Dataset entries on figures
########
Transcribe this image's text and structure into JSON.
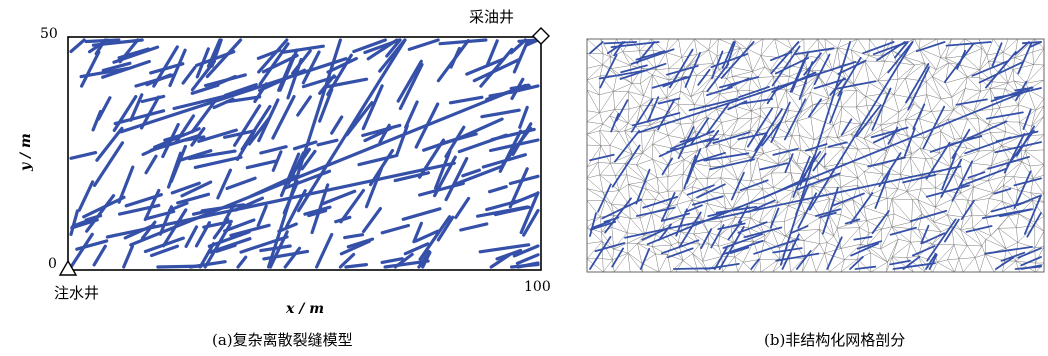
{
  "panel_a": {
    "caption": "(a)复杂离散裂缝模型",
    "y_tick_top": "50",
    "y_tick_bottom": "0",
    "x_tick_right": "100",
    "x_axis_label": "x / m",
    "y_axis_label": "y / m",
    "production_well_label": "采油井",
    "injection_well_label": "注水井",
    "fracture_color": "#3550a8",
    "production_well_icon": "diamond-icon",
    "injection_well_icon": "triangle-icon"
  },
  "panel_b": {
    "caption": "(b)非结构化网格剖分",
    "mesh_color": "#7a7a7a",
    "fracture_color": "#3550a8"
  }
}
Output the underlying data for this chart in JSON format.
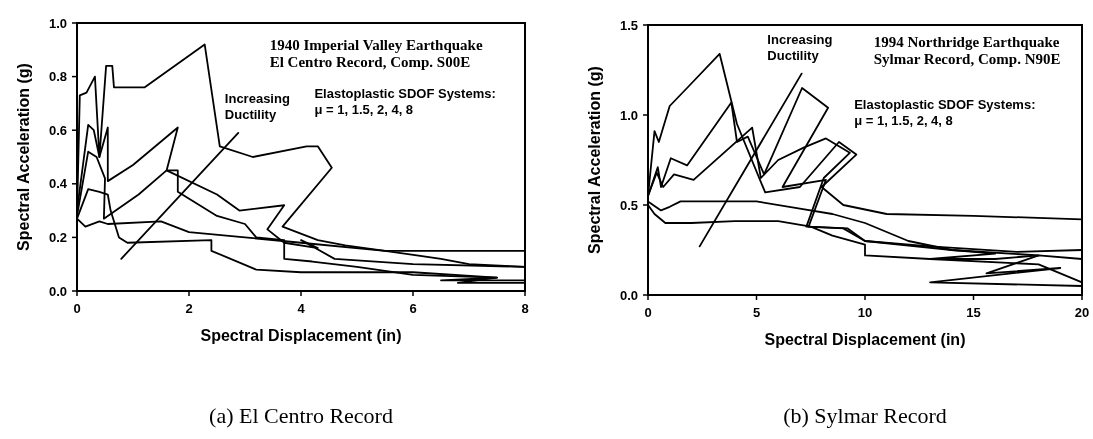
{
  "chart_data": [
    {
      "type": "line",
      "title": "(a) El Centro Record",
      "xlabel": "Spectral Displacement (in)",
      "ylabel": "Spectral Acceleration (g)",
      "xlim": [
        0,
        8
      ],
      "xticks": [
        0,
        2,
        4,
        6,
        8
      ],
      "ylim": [
        0,
        1
      ],
      "yticks": [
        {
          "value": 0,
          "label": "0.0"
        },
        {
          "value": 0.2,
          "label": "0.2"
        },
        {
          "value": 0.4,
          "label": "0.4"
        },
        {
          "value": 0.6,
          "label": "0.6"
        },
        {
          "value": 0.8,
          "label": "0.8"
        },
        {
          "value": 1,
          "label": "1.0"
        }
      ],
      "grid": false,
      "annotations": [
        "1940 Imperial Valley Earthquake\nEl Centro Record, Comp. S00E",
        "Increasing\nDuctility",
        "Elastoplastic SDOF Systems:\nμ = 1, 1.5, 2, 4, 8"
      ],
      "series": [
        {
          "color": "#000000",
          "x": [
            0,
            0.05,
            0.17,
            0.32,
            0.4,
            0.52,
            0.63,
            0.66,
            1.21,
            2.28,
            2.55,
            3.14,
            4.1,
            4.3,
            4.55,
            3.67,
            4.3,
            4.79,
            5.5,
            8
          ],
          "values": [
            0.28,
            0.73,
            0.74,
            0.8,
            0.5,
            0.84,
            0.84,
            0.76,
            0.76,
            0.92,
            0.54,
            0.5,
            0.54,
            0.54,
            0.46,
            0.24,
            0.19,
            0.17,
            0.15,
            0.15
          ]
        },
        {
          "color": "#000000",
          "x": [
            0,
            0.2,
            0.3,
            0.4,
            0.55,
            0.55,
            1,
            1.8,
            1.6,
            2.5,
            2.9,
            3.7,
            3.4,
            3.7,
            4.3,
            4,
            4.6,
            6,
            8
          ],
          "values": [
            0.3,
            0.62,
            0.6,
            0.5,
            0.61,
            0.41,
            0.47,
            0.61,
            0.45,
            0.36,
            0.3,
            0.32,
            0.23,
            0.18,
            0.16,
            0.19,
            0.12,
            0.1,
            0.09
          ]
        },
        {
          "color": "#000000",
          "x": [
            0,
            0.2,
            0.35,
            0.5,
            0.48,
            1.1,
            1.6,
            1.8,
            1.8,
            2.5,
            3,
            3.2,
            3.7,
            3.7,
            4.2,
            5,
            6,
            7.5,
            6.8,
            8
          ],
          "values": [
            0.28,
            0.52,
            0.5,
            0.42,
            0.27,
            0.36,
            0.45,
            0.45,
            0.37,
            0.28,
            0.25,
            0.2,
            0.19,
            0.12,
            0.11,
            0.09,
            0.06,
            0.05,
            0.03,
            0.03
          ]
        },
        {
          "color": "#000000",
          "x": [
            0,
            0.2,
            0.4,
            0.55,
            0.6,
            0.75,
            0.9,
            2.4,
            2.4,
            3.2,
            4,
            6,
            7.5,
            6.5,
            8
          ],
          "values": [
            0.27,
            0.38,
            0.37,
            0.36,
            0.3,
            0.2,
            0.18,
            0.19,
            0.15,
            0.08,
            0.07,
            0.07,
            0.05,
            0.04,
            0.04
          ]
        },
        {
          "color": "#000000",
          "x": [
            0,
            0.15,
            0.4,
            0.55,
            1.5,
            2,
            3,
            4,
            5.5,
            6.5,
            7,
            8
          ],
          "values": [
            0.27,
            0.24,
            0.26,
            0.25,
            0.26,
            0.22,
            0.2,
            0.18,
            0.15,
            0.12,
            0.1,
            0.09
          ]
        },
        {
          "color": "#000000",
          "x": [
            0.79,
            2.88
          ],
          "values": [
            0.12,
            0.59
          ]
        }
      ]
    },
    {
      "type": "line",
      "title": "(b) Sylmar Record",
      "xlabel": "Spectral Displacement (in)",
      "ylabel": "Spectral Acceleration (g)",
      "xlim": [
        0,
        20
      ],
      "xticks": [
        0,
        5,
        10,
        15,
        20
      ],
      "ylim": [
        0,
        1.5
      ],
      "yticks": [
        {
          "value": 0,
          "label": "0.0"
        },
        {
          "value": 0.5,
          "label": "0.5"
        },
        {
          "value": 1,
          "label": "1.0"
        },
        {
          "value": 1.5,
          "label": "1.5"
        }
      ],
      "grid": false,
      "annotations": [
        "1994 Northridge Earthquake\nSylmar Record, Comp. N90E",
        "Increasing\nDuctility",
        "Elastoplastic SDOF Systems:\nμ = 1, 1.5, 2, 4, 8"
      ],
      "series": [
        {
          "color": "#000000",
          "x": [
            0,
            0.3,
            0.5,
            0.7,
            1,
            1.8,
            3.3,
            4.1,
            5.4,
            7,
            8.8,
            9.6,
            8,
            9,
            11,
            15,
            20
          ],
          "values": [
            0.55,
            0.91,
            0.85,
            0.93,
            1.05,
            1.15,
            1.34,
            0.95,
            0.57,
            0.6,
            0.85,
            0.78,
            0.6,
            0.5,
            0.45,
            0.44,
            0.42
          ]
        },
        {
          "color": "#000000",
          "x": [
            0,
            0.45,
            0.6,
            1.05,
            1.8,
            3.84,
            4.1,
            4.6,
            5.35,
            7.1,
            8.3,
            6.2,
            8.2,
            7.4,
            9.2,
            10,
            13,
            17,
            20
          ],
          "values": [
            0.55,
            0.71,
            0.6,
            0.76,
            0.72,
            1.07,
            0.85,
            0.88,
            0.67,
            1.15,
            1.04,
            0.6,
            0.64,
            0.38,
            0.37,
            0.3,
            0.27,
            0.24,
            0.25
          ]
        },
        {
          "color": "#000000",
          "x": [
            0,
            0.4,
            0.7,
            1.2,
            2.1,
            4.8,
            5.2,
            6,
            7.2,
            8.2,
            9.3,
            8.1,
            7.3,
            9,
            10,
            14,
            18,
            15.6,
            19,
            13,
            20
          ],
          "values": [
            0.55,
            0.68,
            0.6,
            0.67,
            0.64,
            0.93,
            0.65,
            0.75,
            0.82,
            0.87,
            0.79,
            0.65,
            0.38,
            0.37,
            0.3,
            0.25,
            0.22,
            0.12,
            0.15,
            0.07,
            0.05
          ]
        },
        {
          "color": "#000000",
          "x": [
            0,
            0.6,
            1,
            1.5,
            5,
            7,
            8.5,
            10,
            12,
            14,
            16,
            13,
            18,
            20
          ],
          "values": [
            0.52,
            0.47,
            0.49,
            0.52,
            0.52,
            0.48,
            0.45,
            0.4,
            0.3,
            0.25,
            0.23,
            0.2,
            0.17,
            0.07
          ]
        },
        {
          "color": "#000000",
          "x": [
            0,
            0.3,
            0.8,
            2,
            4,
            6,
            7.5,
            8.5,
            10,
            10,
            13,
            16,
            18,
            20
          ],
          "values": [
            0.5,
            0.45,
            0.4,
            0.4,
            0.41,
            0.41,
            0.38,
            0.33,
            0.28,
            0.22,
            0.2,
            0.2,
            0.22,
            0.2
          ]
        },
        {
          "color": "#000000",
          "x": [
            2.38,
            7.08
          ],
          "values": [
            0.27,
            1.23
          ]
        }
      ]
    }
  ]
}
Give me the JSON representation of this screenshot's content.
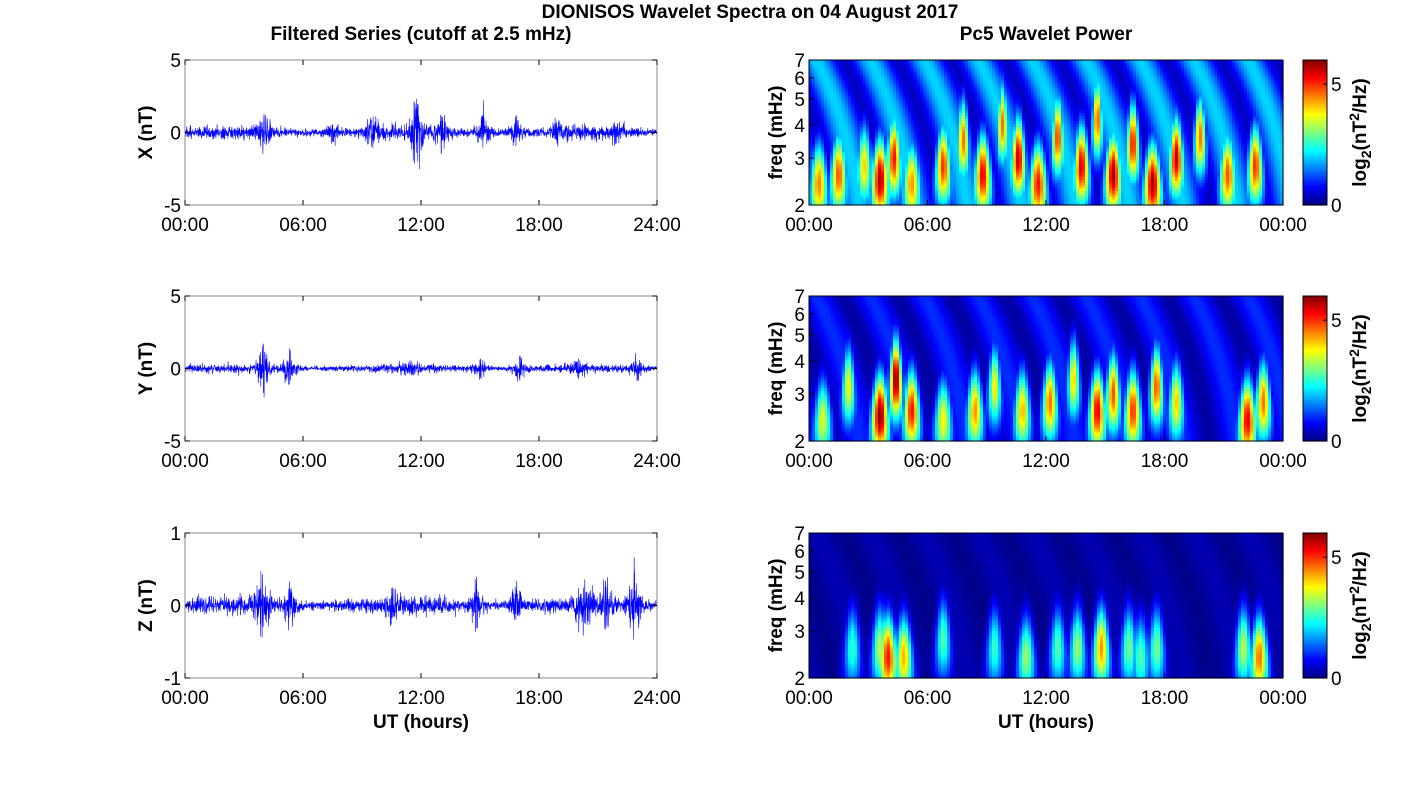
########
◆ **Short task**
Collect each line of the entries that has the word "JSON", copying it in full.

◆ **Solution to the exercise**
Transcribe this image's text and structure into JSON.
Output the underlying data for this chart in JSON format.
Give me the JSON representation of this screenshot's content.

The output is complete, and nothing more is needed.